Read through the entries below and return each line with the word "Thomas".

*WORKING DATA:*
#####

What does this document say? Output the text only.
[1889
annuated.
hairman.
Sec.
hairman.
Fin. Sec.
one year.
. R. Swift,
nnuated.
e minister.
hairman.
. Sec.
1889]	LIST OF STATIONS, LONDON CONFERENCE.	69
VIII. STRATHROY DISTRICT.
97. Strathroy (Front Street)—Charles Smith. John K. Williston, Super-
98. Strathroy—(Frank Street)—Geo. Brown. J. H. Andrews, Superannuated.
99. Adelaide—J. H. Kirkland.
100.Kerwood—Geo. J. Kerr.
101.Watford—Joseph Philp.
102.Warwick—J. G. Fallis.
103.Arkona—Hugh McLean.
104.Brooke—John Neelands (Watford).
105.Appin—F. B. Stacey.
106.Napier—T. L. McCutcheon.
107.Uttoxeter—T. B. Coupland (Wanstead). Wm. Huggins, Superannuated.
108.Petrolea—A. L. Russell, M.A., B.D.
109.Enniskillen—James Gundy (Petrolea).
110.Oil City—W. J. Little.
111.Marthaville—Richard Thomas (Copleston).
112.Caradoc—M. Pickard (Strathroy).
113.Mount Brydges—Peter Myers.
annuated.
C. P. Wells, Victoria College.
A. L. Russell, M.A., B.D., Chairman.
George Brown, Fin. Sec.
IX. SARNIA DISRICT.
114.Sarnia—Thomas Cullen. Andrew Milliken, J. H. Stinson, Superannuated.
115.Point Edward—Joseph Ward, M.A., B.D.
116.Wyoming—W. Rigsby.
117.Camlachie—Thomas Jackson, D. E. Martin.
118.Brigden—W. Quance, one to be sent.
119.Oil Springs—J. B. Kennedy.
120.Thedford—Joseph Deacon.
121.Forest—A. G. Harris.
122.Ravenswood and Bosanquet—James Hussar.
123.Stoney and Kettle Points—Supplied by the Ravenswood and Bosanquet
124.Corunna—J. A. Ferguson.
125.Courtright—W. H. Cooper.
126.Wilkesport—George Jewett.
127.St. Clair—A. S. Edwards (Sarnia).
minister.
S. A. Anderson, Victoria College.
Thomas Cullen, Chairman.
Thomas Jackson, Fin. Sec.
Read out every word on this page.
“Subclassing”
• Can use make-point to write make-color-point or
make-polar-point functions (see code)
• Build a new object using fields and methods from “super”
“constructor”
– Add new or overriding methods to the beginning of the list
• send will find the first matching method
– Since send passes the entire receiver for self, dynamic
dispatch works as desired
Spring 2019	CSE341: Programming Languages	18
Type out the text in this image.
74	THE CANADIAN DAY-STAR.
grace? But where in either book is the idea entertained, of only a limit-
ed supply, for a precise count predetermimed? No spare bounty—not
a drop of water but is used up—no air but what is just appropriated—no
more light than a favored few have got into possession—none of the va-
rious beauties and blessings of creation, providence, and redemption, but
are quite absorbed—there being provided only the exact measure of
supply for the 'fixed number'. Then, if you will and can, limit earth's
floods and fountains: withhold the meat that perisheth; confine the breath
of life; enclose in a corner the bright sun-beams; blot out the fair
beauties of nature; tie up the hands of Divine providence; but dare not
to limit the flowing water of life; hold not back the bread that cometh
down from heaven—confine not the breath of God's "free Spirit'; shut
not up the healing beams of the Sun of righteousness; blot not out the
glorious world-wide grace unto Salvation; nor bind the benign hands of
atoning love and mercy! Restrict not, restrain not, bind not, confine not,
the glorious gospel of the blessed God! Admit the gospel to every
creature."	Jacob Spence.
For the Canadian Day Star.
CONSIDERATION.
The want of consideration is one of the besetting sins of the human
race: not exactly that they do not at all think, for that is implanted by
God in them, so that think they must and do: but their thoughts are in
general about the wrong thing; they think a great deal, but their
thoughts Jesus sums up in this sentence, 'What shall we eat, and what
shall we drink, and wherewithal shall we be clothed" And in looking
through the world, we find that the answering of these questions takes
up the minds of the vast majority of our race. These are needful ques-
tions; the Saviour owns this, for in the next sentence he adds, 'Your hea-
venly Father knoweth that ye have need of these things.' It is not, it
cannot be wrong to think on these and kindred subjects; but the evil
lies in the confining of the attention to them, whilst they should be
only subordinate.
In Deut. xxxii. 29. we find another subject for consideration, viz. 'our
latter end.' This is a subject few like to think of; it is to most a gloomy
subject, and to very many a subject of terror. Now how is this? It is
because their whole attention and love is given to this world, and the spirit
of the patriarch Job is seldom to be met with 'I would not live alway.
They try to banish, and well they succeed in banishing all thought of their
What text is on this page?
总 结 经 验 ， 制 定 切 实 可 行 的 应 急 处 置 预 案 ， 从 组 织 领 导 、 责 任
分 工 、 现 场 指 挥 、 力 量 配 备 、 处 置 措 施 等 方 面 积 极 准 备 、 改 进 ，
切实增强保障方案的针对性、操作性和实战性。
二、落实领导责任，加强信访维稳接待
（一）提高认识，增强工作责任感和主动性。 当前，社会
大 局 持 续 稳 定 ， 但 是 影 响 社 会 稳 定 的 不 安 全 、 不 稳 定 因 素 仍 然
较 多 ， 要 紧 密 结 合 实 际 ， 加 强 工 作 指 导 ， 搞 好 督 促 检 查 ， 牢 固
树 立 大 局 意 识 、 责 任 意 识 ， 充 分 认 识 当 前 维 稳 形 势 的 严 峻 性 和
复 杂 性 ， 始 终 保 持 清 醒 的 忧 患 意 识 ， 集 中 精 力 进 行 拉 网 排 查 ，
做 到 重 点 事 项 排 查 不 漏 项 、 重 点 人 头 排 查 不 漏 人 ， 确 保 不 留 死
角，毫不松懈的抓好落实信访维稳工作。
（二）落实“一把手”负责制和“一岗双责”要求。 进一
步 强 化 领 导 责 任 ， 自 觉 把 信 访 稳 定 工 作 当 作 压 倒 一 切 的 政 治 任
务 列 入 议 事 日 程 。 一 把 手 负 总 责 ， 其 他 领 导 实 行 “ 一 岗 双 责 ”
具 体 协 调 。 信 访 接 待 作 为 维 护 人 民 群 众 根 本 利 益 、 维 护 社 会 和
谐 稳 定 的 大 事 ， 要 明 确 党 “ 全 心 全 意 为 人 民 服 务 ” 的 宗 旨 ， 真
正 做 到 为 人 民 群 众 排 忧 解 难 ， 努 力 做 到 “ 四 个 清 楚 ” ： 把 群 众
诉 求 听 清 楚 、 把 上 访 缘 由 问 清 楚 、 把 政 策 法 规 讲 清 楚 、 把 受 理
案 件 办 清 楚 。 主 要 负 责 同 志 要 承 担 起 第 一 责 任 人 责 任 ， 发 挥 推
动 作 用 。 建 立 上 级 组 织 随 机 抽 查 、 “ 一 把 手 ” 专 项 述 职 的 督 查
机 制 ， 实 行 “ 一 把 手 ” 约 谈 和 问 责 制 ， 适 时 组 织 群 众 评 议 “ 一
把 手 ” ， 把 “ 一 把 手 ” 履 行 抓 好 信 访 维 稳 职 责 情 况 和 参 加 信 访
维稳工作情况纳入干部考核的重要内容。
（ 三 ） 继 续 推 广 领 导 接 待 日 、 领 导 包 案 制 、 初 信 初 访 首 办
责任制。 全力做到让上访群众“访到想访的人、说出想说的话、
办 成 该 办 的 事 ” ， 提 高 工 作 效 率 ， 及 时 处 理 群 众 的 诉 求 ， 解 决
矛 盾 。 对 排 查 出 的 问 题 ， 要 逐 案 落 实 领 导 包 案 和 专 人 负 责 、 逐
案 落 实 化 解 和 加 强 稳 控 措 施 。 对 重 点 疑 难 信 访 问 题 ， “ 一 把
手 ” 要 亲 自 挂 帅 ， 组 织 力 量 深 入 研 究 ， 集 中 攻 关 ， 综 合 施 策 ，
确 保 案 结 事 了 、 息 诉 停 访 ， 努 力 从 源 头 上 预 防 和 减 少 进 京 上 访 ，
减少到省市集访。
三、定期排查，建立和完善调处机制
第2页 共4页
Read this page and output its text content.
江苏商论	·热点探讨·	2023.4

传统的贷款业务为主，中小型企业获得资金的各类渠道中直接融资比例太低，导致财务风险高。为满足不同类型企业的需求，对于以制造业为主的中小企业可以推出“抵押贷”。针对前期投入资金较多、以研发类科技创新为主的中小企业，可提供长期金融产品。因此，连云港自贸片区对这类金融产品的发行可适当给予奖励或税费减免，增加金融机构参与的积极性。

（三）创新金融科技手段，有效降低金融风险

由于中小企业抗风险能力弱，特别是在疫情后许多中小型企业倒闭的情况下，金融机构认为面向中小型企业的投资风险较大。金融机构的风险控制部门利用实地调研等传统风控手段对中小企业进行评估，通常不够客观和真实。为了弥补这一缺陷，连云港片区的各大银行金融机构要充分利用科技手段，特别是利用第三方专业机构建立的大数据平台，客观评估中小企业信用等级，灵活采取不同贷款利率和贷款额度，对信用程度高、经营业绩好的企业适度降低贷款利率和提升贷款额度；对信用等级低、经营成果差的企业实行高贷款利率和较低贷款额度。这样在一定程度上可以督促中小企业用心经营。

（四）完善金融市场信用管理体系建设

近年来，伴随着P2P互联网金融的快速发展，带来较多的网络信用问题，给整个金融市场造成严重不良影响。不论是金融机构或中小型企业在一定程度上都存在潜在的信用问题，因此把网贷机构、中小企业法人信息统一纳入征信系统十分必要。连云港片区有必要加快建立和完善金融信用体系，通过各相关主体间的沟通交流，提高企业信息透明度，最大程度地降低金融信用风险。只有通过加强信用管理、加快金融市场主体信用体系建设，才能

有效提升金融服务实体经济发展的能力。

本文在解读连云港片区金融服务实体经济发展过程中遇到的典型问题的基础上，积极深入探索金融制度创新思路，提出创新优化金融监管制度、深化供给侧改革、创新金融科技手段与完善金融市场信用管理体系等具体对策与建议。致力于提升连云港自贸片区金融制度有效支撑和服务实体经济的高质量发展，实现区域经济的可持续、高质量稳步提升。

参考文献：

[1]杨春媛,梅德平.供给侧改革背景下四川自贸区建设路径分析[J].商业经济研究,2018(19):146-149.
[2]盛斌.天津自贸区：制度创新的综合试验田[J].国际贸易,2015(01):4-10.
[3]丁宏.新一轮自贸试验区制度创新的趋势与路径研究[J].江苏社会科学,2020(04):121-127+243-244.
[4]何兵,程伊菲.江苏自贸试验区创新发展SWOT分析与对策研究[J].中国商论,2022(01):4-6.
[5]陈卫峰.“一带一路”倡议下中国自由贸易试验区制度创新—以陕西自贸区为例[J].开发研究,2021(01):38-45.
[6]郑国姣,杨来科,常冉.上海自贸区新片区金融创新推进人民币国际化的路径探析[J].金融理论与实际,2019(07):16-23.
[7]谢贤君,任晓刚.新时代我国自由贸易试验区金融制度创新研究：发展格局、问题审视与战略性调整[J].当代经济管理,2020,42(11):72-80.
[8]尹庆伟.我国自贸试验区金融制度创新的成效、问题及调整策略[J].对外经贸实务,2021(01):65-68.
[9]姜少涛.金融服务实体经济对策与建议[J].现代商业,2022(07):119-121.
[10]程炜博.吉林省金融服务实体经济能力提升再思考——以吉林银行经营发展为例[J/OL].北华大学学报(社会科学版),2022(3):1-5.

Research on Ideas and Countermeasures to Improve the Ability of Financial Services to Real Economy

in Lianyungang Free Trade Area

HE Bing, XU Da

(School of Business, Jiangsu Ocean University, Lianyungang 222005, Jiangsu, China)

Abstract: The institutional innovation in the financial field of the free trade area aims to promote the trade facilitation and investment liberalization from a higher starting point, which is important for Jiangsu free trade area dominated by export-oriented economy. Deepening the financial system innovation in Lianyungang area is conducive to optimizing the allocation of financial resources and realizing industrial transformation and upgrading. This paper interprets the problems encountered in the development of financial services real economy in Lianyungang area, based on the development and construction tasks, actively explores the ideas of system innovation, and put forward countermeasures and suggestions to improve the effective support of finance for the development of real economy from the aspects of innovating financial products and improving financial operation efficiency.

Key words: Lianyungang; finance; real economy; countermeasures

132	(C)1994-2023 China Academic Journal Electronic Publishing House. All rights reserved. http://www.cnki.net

#####

*RESULT OF THIS EXERCISE:*
111.Marthaville—Richard Thomas (Copleston).
114.Sarnia—Thomas Cullen. Andrew Milliken, J. H. Stinson, Superannuated.
117.Camlachie—Thomas Jackson, D. E. Martin.
Thomas Cullen, Chairman.
Thomas Jackson, Fin. Sec.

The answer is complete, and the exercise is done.